MATERIAL FOR THIS EXERCISE:
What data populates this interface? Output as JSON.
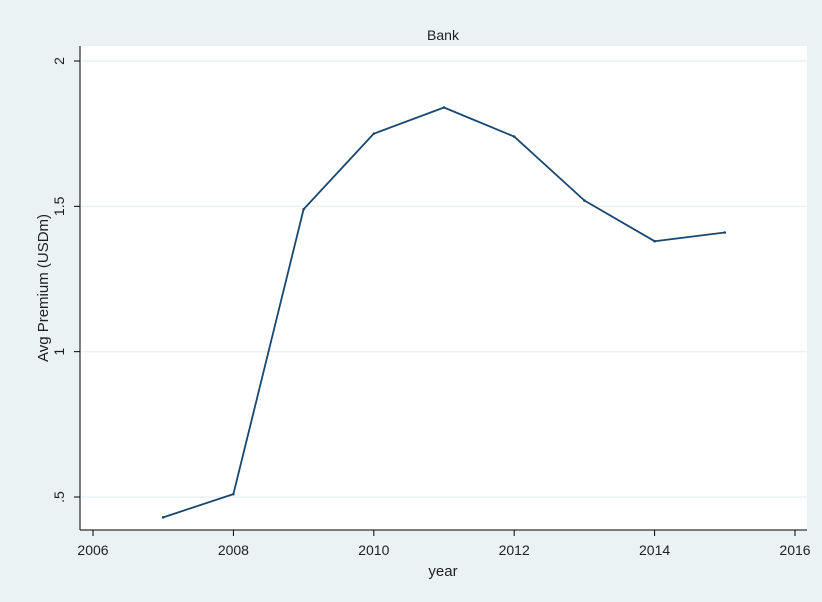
{
  "chart_data": {
    "type": "line",
    "title": "Bank",
    "xlabel": "year",
    "ylabel": "Avg Premium (USDm)",
    "xlim": [
      2006,
      2016
    ],
    "ylim": [
      0.5,
      2
    ],
    "x_ticks": [
      2006,
      2008,
      2010,
      2012,
      2014,
      2016
    ],
    "x_tick_labels": [
      "2006",
      "2008",
      "2010",
      "2012",
      "2014",
      "2016"
    ],
    "y_ticks": [
      0.5,
      1,
      1.5,
      2
    ],
    "y_tick_labels": [
      ".5",
      "1",
      "1.5",
      "2"
    ],
    "grid": true,
    "series": [
      {
        "x": [
          2007,
          2008,
          2009,
          2010,
          2011,
          2012,
          2013,
          2014,
          2015
        ],
        "values": [
          0.43,
          0.51,
          1.49,
          1.75,
          1.84,
          1.74,
          1.52,
          1.38,
          1.41
        ]
      }
    ]
  },
  "colors": {
    "outer_background": "#eaf2f3",
    "plot_background": "#ffffff",
    "grid": "#eaf2f3",
    "line": "#1a476f",
    "axis": "#000000"
  }
}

TASK TO CARRY OUT: Print every record above exactly as written, leaving out the pictures.

PROBLEM SOLUTION:
What data populates this interface? Output as JSON.
{
  "chart_data": {
    "type": "line",
    "title": "Bank",
    "xlabel": "year",
    "ylabel": "Avg Premium (USDm)",
    "xlim": [
      2006,
      2016
    ],
    "ylim": [
      0.5,
      2
    ],
    "x_ticks": [
      2006,
      2008,
      2010,
      2012,
      2014,
      2016
    ],
    "x_tick_labels": [
      "2006",
      "2008",
      "2010",
      "2012",
      "2014",
      "2016"
    ],
    "y_ticks": [
      0.5,
      1,
      1.5,
      2
    ],
    "y_tick_labels": [
      ".5",
      "1",
      "1.5",
      "2"
    ],
    "grid": true,
    "series": [
      {
        "x": [
          2007,
          2008,
          2009,
          2010,
          2011,
          2012,
          2013,
          2014,
          2015
        ],
        "values": [
          0.43,
          0.51,
          1.49,
          1.75,
          1.84,
          1.74,
          1.52,
          1.38,
          1.41
        ]
      }
    ]
  },
  "colors": {
    "outer_background": "#eaf2f3",
    "plot_background": "#ffffff",
    "grid": "#eaf2f3",
    "line": "#1a476f",
    "axis": "#000000"
  }
}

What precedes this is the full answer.